Problem details: Gather all lines in the entries below that include the word "name".

Record list:

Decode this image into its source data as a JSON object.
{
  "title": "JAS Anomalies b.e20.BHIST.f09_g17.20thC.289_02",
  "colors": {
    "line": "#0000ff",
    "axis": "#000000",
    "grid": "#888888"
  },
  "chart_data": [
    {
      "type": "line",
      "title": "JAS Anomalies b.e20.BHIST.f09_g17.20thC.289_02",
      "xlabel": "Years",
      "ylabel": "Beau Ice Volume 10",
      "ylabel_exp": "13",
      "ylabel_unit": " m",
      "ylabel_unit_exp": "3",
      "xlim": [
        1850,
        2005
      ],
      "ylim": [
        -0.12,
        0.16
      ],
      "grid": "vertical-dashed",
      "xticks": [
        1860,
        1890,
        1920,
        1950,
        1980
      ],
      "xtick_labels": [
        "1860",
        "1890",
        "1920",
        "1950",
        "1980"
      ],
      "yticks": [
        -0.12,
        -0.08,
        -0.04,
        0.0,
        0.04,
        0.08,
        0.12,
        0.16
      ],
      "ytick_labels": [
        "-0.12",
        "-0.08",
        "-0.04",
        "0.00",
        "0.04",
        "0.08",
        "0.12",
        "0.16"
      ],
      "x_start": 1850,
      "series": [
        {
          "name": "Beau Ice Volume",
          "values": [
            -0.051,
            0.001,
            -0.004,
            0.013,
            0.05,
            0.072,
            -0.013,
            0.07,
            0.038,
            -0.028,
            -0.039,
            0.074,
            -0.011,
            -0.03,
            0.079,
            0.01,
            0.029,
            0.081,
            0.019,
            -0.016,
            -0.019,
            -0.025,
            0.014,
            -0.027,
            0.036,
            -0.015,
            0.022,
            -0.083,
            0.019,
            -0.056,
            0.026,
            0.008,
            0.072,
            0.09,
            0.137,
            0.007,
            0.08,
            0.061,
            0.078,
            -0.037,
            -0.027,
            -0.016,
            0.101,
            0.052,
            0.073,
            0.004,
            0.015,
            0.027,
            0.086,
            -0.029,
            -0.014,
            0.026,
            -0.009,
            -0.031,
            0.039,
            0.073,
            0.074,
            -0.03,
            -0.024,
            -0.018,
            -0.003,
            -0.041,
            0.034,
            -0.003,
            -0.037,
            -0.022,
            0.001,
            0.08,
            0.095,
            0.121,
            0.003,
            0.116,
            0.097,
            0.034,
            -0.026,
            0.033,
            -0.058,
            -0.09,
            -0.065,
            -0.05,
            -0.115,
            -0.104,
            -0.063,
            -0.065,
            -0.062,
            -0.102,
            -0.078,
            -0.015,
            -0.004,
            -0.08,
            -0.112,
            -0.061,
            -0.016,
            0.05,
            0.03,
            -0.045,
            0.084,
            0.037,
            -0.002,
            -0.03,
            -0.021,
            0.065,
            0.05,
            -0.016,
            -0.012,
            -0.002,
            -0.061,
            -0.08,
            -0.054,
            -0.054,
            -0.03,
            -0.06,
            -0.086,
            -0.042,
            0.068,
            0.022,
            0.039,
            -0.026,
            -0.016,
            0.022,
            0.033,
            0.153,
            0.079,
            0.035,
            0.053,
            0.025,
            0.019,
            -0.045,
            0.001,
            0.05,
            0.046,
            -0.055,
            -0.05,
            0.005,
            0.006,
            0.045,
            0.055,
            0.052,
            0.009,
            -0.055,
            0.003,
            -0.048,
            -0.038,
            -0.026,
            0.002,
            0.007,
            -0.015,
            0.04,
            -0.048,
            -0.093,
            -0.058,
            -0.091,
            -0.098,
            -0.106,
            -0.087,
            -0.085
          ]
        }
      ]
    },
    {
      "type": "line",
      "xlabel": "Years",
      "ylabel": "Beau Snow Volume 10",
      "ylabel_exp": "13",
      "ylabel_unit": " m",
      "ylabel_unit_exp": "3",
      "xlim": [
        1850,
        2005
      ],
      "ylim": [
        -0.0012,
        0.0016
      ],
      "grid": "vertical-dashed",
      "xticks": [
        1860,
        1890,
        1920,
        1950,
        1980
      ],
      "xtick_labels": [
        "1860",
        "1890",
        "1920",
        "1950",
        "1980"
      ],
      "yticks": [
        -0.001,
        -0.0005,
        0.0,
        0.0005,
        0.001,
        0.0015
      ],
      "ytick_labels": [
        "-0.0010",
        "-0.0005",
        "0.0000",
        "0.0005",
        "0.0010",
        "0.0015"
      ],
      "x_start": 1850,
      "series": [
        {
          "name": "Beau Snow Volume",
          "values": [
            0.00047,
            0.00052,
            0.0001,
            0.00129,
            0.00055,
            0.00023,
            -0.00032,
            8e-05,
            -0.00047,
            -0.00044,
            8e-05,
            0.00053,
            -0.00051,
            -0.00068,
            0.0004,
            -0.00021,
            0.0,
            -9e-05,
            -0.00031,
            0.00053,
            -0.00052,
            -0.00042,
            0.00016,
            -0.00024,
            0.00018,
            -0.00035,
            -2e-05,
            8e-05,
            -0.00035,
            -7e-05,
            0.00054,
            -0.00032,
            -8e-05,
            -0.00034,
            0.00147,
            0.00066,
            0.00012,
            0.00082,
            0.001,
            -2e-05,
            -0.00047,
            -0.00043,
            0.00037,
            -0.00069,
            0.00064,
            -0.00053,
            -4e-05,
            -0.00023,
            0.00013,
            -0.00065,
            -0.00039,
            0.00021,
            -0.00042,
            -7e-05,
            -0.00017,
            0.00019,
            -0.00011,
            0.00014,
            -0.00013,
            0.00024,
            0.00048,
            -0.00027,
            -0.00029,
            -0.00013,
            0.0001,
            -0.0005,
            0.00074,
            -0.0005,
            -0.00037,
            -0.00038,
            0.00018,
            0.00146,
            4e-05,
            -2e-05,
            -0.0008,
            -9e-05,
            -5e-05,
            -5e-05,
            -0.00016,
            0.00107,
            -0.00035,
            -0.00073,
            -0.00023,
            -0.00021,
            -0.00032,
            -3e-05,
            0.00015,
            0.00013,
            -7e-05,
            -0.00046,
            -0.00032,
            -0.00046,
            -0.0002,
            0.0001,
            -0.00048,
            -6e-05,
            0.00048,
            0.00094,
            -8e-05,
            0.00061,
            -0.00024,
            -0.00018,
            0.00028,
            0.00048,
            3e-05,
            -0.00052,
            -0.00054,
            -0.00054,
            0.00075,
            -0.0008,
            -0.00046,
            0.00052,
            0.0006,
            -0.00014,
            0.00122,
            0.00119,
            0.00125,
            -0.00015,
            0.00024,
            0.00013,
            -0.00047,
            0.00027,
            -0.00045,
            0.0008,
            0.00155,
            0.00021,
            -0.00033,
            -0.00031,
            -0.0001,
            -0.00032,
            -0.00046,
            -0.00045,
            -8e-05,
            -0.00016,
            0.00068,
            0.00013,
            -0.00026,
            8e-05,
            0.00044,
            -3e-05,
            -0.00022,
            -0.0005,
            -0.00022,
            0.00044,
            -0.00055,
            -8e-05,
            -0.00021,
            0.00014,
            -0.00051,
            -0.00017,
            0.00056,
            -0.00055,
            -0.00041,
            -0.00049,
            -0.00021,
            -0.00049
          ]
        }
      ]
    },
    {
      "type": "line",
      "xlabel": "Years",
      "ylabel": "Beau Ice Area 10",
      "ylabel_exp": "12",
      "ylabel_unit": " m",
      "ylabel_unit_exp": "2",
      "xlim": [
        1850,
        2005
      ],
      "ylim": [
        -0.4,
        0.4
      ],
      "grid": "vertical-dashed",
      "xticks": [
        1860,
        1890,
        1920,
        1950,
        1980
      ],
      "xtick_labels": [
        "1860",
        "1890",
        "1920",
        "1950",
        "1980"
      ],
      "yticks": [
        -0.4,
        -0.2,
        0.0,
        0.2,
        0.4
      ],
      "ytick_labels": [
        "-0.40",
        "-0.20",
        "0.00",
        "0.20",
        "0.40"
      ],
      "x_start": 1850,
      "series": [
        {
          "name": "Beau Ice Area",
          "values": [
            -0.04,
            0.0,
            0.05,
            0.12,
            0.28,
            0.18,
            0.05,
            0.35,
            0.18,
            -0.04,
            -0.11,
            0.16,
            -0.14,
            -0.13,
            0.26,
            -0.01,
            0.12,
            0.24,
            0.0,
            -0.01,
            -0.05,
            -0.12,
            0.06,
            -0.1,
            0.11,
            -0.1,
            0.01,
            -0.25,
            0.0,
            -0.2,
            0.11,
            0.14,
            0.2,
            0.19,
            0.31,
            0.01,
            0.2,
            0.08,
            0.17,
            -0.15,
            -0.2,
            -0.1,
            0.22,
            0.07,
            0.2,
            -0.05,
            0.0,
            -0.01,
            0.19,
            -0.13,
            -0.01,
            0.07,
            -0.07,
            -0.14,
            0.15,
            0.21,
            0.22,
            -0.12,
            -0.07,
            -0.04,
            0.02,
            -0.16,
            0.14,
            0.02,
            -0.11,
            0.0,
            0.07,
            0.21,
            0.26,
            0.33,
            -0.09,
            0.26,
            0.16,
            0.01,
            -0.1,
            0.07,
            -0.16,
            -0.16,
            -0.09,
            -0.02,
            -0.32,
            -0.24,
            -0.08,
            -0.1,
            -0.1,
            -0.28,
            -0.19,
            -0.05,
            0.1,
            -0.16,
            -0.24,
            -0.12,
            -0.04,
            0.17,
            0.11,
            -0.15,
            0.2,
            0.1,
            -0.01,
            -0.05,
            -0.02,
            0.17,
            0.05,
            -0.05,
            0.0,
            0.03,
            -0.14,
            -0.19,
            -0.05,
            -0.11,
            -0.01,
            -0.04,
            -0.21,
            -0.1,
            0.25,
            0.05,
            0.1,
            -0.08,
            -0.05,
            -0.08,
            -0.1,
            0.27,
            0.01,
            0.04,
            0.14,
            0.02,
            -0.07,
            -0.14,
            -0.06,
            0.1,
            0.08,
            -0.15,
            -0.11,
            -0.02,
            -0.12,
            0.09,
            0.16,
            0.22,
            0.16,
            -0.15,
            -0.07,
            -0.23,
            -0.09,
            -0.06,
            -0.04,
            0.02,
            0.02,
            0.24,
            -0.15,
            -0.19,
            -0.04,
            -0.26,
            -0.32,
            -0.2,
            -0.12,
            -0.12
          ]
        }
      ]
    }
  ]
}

Result for this exercise:
          "name": "Beau Ice Volume",
          "name": "Beau Snow Volume",
          "name": "Beau Ice Area",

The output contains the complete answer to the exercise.